→ **Stated goal**
Pictures do not belong in the copy. Return all of the entries exactly.

→ **Provided data**

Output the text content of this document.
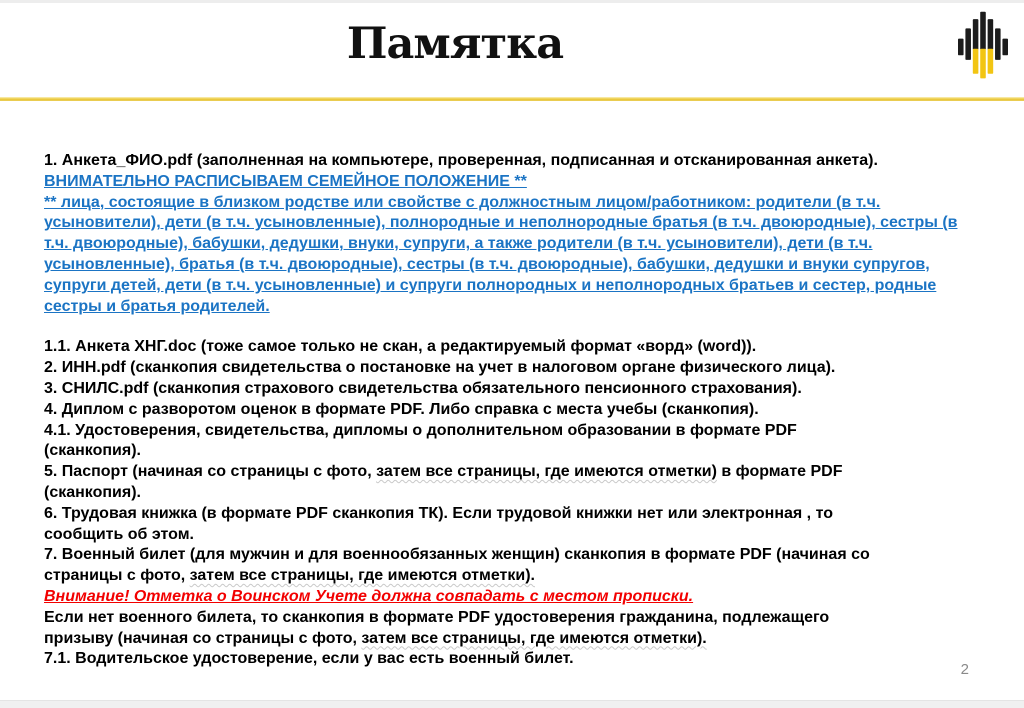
Памятка
1. Анкета_ФИО.pdf (заполненная на компьютере, проверенная, подписанная и отсканированная анкета).
ВНИМАТЕЛЬНО РАСПИСЫВАЕМ СЕМЕЙНОЕ ПОЛОЖЕНИЕ **
** лица, состоящие в близком родстве или свойстве с должностным лицом/работником: родители (в т.ч.
усыновители), дети (в т.ч. усыновленные), полнородные и неполнородные братья (в т.ч. двоюродные), сестры (в
т.ч. двоюродные), бабушки, дедушки, внуки, супруги, а также родители (в т.ч. усыновители), дети (в т.ч.
усыновленные), братья (в т.ч. двоюродные), сестры (в т.ч. двоюродные), бабушки, дедушки и внуки супругов,
супруги детей, дети (в т.ч. усыновленные) и супруги полнородных и неполнородных братьев и сестер, родные
сестры и братья родителей.
1.1. Анкета ХНГ.doc (тоже самое только не скан, а редактируемый формат «ворд» (word)).
2. ИНН.pdf (сканкопия свидетельства о постановке на учет в налоговом органе физического лица).
3. СНИЛС.pdf (сканкопия страхового свидетельства обязательного пенсионного страхования).
4. Диплом с разворотом оценок в формате PDF. Либо справка с места учебы (сканкопия).
4.1. Удостоверения, свидетельства, дипломы о дополнительном образовании в формате PDF
(сканкопия).
5. Паспорт (начиная со страницы с фото, затем все страницы, где имеются отметки) в формате PDF
(сканкопия).
6. Трудовая книжка (в формате PDF сканкопия ТК). Если трудовой книжки нет или электронная , то
сообщить об этом.
7. Военный билет (для мужчин и для военнообязанных женщин) сканкопия в формате PDF (начиная со
страницы с фото, затем все страницы, где имеются отметки).
Внимание! Отметка о Воинском Учете должна совпадать с местом прописки.
Если нет военного билета, то сканкопия в формате PDF удостоверения гражданина, подлежащего
призыву (начиная со страницы с фото, затем все страницы, где имеются отметки).
7.1. Водительское удостоверение, если у вас есть военный билет.
2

→ **Response**
Output the text content of this document.
Памятка
1. Анкета_ФИО.pdf (заполненная на компьютере, проверенная, подписанная и отсканированная анкета).
ВНИМАТЕЛЬНО РАСПИСЫВАЕМ СЕМЕЙНОЕ ПОЛОЖЕНИЕ **
** лица, состоящие в близком родстве или свойстве с должностным лицом/работником: родители (в т.ч.
усыновители), дети (в т.ч. усыновленные), полнородные и неполнородные братья (в т.ч. двоюродные), сестры (в
т.ч. двоюродные), бабушки, дедушки, внуки, супруги, а также родители (в т.ч. усыновители), дети (в т.ч.
усыновленные), братья (в т.ч. двоюродные), сестры (в т.ч. двоюродные), бабушки, дедушки и внуки супругов,
супруги детей, дети (в т.ч. усыновленные) и супруги полнородных и неполнородных братьев и сестер, родные
сестры и братья родителей.
1.1. Анкета ХНГ.doc (тоже самое только не скан, а редактируемый формат «ворд» (word)).
2. ИНН.pdf (сканкопия свидетельства о постановке на учет в налоговом органе физического лица).
3. СНИЛС.pdf (сканкопия страхового свидетельства обязательного пенсионного страхования).
4. Диплом с разворотом оценок в формате PDF. Либо справка с места учебы (сканкопия).
4.1. Удостоверения, свидетельства, дипломы о дополнительном образовании в формате PDF
(сканкопия).
5. Паспорт (начиная со страницы с фото, затем все страницы, где имеются отметки) в формате PDF
(сканкопия).
6. Трудовая книжка (в формате PDF сканкопия ТК). Если трудовой книжки нет или электронная , то
сообщить об этом.
7. Военный билет (для мужчин и для военнообязанных женщин) сканкопия в формате PDF (начиная со
страницы с фото, затем все страницы, где имеются отметки).
Внимание! Отметка о Воинском Учете должна совпадать с местом прописки.
Если нет военного билета, то сканкопия в формате PDF удостоверения гражданина, подлежащего
призыву (начиная со страницы с фото, затем все страницы, где имеются отметки).
7.1. Водительское удостоверение, если у вас есть военный билет.
2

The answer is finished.